** Start LISTED RECORDS **

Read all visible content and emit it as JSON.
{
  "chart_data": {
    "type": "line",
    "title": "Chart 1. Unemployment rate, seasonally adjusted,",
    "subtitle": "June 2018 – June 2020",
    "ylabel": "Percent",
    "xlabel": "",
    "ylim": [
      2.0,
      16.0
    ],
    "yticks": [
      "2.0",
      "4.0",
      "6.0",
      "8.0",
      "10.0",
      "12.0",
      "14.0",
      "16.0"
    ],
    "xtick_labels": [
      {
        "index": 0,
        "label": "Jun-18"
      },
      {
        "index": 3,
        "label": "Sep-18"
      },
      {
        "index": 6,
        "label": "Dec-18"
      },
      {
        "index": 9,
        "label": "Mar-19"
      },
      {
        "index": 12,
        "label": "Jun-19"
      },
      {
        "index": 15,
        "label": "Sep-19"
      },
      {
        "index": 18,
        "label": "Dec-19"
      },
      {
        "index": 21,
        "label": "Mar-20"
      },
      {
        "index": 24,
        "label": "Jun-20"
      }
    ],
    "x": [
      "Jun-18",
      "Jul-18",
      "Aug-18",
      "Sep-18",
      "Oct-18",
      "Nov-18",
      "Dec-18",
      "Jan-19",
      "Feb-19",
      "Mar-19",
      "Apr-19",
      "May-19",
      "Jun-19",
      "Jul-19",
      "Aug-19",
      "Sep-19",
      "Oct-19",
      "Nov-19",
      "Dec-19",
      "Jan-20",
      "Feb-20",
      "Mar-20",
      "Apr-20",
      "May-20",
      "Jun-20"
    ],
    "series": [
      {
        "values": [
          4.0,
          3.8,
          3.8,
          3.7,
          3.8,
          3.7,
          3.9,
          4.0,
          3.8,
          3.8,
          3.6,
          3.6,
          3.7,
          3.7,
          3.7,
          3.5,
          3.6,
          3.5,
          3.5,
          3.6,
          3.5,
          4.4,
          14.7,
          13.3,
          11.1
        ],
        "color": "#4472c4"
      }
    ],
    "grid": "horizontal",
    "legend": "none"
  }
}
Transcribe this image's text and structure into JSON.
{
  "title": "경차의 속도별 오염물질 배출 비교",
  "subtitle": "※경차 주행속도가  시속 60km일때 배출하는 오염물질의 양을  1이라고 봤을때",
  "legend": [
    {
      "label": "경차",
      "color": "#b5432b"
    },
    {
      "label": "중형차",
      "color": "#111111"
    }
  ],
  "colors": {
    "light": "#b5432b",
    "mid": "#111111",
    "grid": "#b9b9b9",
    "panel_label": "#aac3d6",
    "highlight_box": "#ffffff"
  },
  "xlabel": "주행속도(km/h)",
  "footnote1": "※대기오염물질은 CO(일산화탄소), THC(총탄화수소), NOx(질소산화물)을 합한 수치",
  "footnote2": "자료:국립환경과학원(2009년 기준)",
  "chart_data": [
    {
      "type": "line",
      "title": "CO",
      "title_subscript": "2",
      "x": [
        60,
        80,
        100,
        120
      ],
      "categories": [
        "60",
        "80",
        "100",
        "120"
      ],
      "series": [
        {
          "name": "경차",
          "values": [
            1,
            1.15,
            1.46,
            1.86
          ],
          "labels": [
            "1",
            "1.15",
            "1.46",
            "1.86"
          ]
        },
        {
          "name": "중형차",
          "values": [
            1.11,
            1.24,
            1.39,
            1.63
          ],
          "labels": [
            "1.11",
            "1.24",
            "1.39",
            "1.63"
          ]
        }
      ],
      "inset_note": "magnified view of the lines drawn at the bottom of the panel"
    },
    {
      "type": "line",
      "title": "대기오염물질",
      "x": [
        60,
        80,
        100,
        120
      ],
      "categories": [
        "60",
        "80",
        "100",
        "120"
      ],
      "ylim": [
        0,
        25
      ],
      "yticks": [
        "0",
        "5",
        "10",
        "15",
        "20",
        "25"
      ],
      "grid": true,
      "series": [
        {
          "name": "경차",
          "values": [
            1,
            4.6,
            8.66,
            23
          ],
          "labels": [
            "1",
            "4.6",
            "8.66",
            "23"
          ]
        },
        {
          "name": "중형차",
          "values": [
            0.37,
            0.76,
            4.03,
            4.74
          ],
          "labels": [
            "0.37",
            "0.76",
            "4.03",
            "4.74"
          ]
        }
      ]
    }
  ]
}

** End LISTED RECORDS **

• SET PROBLEM:
Using the data above, repeat every line exactly.

• SOLUTION FOR THIS EXERCISE:
Read all visible content and emit it as JSON.
{
  "chart_data": {
    "type": "line",
    "title": "Chart 1. Unemployment rate, seasonally adjusted,",
    "subtitle": "June 2018 – June 2020",
    "ylabel": "Percent",
    "xlabel": "",
    "ylim": [
      2.0,
      16.0
    ],
    "yticks": [
      "2.0",
      "4.0",
      "6.0",
      "8.0",
      "10.0",
      "12.0",
      "14.0",
      "16.0"
    ],
    "xtick_labels": [
      {
        "index": 0,
        "label": "Jun-18"
      },
      {
        "index": 3,
        "label": "Sep-18"
      },
      {
        "index": 6,
        "label": "Dec-18"
      },
      {
        "index": 9,
        "label": "Mar-19"
      },
      {
        "index": 12,
        "label": "Jun-19"
      },
      {
        "index": 15,
        "label": "Sep-19"
      },
      {
        "index": 18,
        "label": "Dec-19"
      },
      {
        "index": 21,
        "label": "Mar-20"
      },
      {
        "index": 24,
        "label": "Jun-20"
      }
    ],
    "x": [
      "Jun-18",
      "Jul-18",
      "Aug-18",
      "Sep-18",
      "Oct-18",
      "Nov-18",
      "Dec-18",
      "Jan-19",
      "Feb-19",
      "Mar-19",
      "Apr-19",
      "May-19",
      "Jun-19",
      "Jul-19",
      "Aug-19",
      "Sep-19",
      "Oct-19",
      "Nov-19",
      "Dec-19",
      "Jan-20",
      "Feb-20",
      "Mar-20",
      "Apr-20",
      "May-20",
      "Jun-20"
    ],
    "series": [
      {
        "values": [
          4.0,
          3.8,
          3.8,
          3.7,
          3.8,
          3.7,
          3.9,
          4.0,
          3.8,
          3.8,
          3.6,
          3.6,
          3.7,
          3.7,
          3.7,
          3.5,
          3.6,
          3.5,
          3.5,
          3.6,
          3.5,
          4.4,
          14.7,
          13.3,
          11.1
        ],
        "color": "#4472c4"
      }
    ],
    "grid": "horizontal",
    "legend": "none"
  }
}
Transcribe this image's text and structure into JSON.
{
  "title": "경차의 속도별 오염물질 배출 비교",
  "subtitle": "※경차 주행속도가  시속 60km일때 배출하는 오염물질의 양을  1이라고 봤을때",
  "legend": [
    {
      "label": "경차",
      "color": "#b5432b"
    },
    {
      "label": "중형차",
      "color": "#111111"
    }
  ],
  "colors": {
    "light": "#b5432b",
    "mid": "#111111",
    "grid": "#b9b9b9",
    "panel_label": "#aac3d6",
    "highlight_box": "#ffffff"
  },
  "xlabel": "주행속도(km/h)",
  "footnote1": "※대기오염물질은 CO(일산화탄소), THC(총탄화수소), NOx(질소산화물)을 합한 수치",
  "footnote2": "자료:국립환경과학원(2009년 기준)",
  "chart_data": [
    {
      "type": "line",
      "title": "CO",
      "title_subscript": "2",
      "x": [
        60,
        80,
        100,
        120
      ],
      "categories": [
        "60",
        "80",
        "100",
        "120"
      ],
      "series": [
        {
          "name": "경차",
          "values": [
            1,
            1.15,
            1.46,
            1.86
          ],
          "labels": [
            "1",
            "1.15",
            "1.46",
            "1.86"
          ]
        },
        {
          "name": "중형차",
          "values": [
            1.11,
            1.24,
            1.39,
            1.63
          ],
          "labels": [
            "1.11",
            "1.24",
            "1.39",
            "1.63"
          ]
        }
      ],
      "inset_note": "magnified view of the lines drawn at the bottom of the panel"
    },
    {
      "type": "line",
      "title": "대기오염물질",
      "x": [
        60,
        80,
        100,
        120
      ],
      "categories": [
        "60",
        "80",
        "100",
        "120"
      ],
      "ylim": [
        0,
        25
      ],
      "yticks": [
        "0",
        "5",
        "10",
        "15",
        "20",
        "25"
      ],
      "grid": true,
      "series": [
        {
          "name": "경차",
          "values": [
            1,
            4.6,
            8.66,
            23
          ],
          "labels": [
            "1",
            "4.6",
            "8.66",
            "23"
          ]
        },
        {
          "name": "중형차",
          "values": [
            0.37,
            0.76,
            4.03,
            4.74
          ],
          "labels": [
            "0.37",
            "0.76",
            "4.03",
            "4.74"
          ]
        }
      ]
    }
  ]
}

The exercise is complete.